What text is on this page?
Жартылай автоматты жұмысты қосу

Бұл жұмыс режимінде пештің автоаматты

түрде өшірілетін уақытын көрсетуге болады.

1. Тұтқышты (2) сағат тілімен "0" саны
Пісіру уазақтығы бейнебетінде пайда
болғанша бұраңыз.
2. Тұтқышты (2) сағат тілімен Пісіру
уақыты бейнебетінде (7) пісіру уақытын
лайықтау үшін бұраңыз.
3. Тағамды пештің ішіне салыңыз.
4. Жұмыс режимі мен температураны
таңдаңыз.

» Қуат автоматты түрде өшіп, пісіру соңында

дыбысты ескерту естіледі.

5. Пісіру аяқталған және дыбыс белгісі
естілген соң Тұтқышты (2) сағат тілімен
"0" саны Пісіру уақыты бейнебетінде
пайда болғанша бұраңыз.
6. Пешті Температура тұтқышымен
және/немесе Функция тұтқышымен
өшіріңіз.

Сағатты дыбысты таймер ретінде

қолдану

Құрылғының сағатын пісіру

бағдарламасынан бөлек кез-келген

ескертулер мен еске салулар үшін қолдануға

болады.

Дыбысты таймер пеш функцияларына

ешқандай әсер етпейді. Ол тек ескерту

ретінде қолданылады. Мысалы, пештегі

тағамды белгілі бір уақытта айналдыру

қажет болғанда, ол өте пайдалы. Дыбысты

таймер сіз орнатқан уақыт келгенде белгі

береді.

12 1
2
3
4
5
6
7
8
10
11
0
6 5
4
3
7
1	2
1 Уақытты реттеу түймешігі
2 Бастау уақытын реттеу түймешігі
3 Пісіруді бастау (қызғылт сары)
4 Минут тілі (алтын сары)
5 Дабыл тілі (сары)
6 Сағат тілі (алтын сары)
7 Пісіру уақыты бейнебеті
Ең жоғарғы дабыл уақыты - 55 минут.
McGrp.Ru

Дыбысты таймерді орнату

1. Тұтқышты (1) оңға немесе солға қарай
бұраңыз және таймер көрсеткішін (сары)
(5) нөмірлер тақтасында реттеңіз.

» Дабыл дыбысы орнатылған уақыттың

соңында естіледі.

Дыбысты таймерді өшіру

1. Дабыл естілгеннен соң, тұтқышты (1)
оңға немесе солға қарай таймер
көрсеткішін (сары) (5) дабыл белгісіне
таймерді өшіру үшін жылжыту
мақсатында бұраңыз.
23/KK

* _WHAT YOU WILL DO_:
Repeat the records above exactly.

* _PROBLEM SOLUTION_:
What text is on this page?
Жартылай автоматты жұмысты қосу

Бұл жұмыс режимінде пештің автоаматты

түрде өшірілетін уақытын көрсетуге болады.

1. Тұтқышты (2) сағат тілімен "0" саны
Пісіру уазақтығы бейнебетінде пайда
болғанша бұраңыз.
2. Тұтқышты (2) сағат тілімен Пісіру
уақыты бейнебетінде (7) пісіру уақытын
лайықтау үшін бұраңыз.
3. Тағамды пештің ішіне салыңыз.
4. Жұмыс режимі мен температураны
таңдаңыз.

» Қуат автоматты түрде өшіп, пісіру соңында

дыбысты ескерту естіледі.

5. Пісіру аяқталған және дыбыс белгісі
естілген соң Тұтқышты (2) сағат тілімен
"0" саны Пісіру уақыты бейнебетінде
пайда болғанша бұраңыз.
6. Пешті Температура тұтқышымен
және/немесе Функция тұтқышымен
өшіріңіз.

Сағатты дыбысты таймер ретінде

қолдану

Құрылғының сағатын пісіру

бағдарламасынан бөлек кез-келген

ескертулер мен еске салулар үшін қолдануға

болады.

Дыбысты таймер пеш функцияларына

ешқандай әсер етпейді. Ол тек ескерту

ретінде қолданылады. Мысалы, пештегі

тағамды белгілі бір уақытта айналдыру

қажет болғанда, ол өте пайдалы. Дыбысты

таймер сіз орнатқан уақыт келгенде белгі

береді.

12 1
2
3
4
5
6
7
8
10
11
0
6 5
4
3
7
1	2
1 Уақытты реттеу түймешігі
2 Бастау уақытын реттеу түймешігі
3 Пісіруді бастау (қызғылт сары)
4 Минут тілі (алтын сары)
5 Дабыл тілі (сары)
6 Сағат тілі (алтын сары)
7 Пісіру уақыты бейнебеті
Ең жоғарғы дабыл уақыты - 55 минут.
McGrp.Ru

Дыбысты таймерді орнату

1. Тұтқышты (1) оңға немесе солға қарай
бұраңыз және таймер көрсеткішін (сары)
(5) нөмірлер тақтасында реттеңіз.

» Дабыл дыбысы орнатылған уақыттың

соңында естіледі.

Дыбысты таймерді өшіру

1. Дабыл естілгеннен соң, тұтқышты (1)
оңға немесе солға қарай таймер
көрсеткішін (сары) (5) дабыл белгісіне
таймерді өшіру үшін жылжыту
мақсатында бұраңыз.
23/KK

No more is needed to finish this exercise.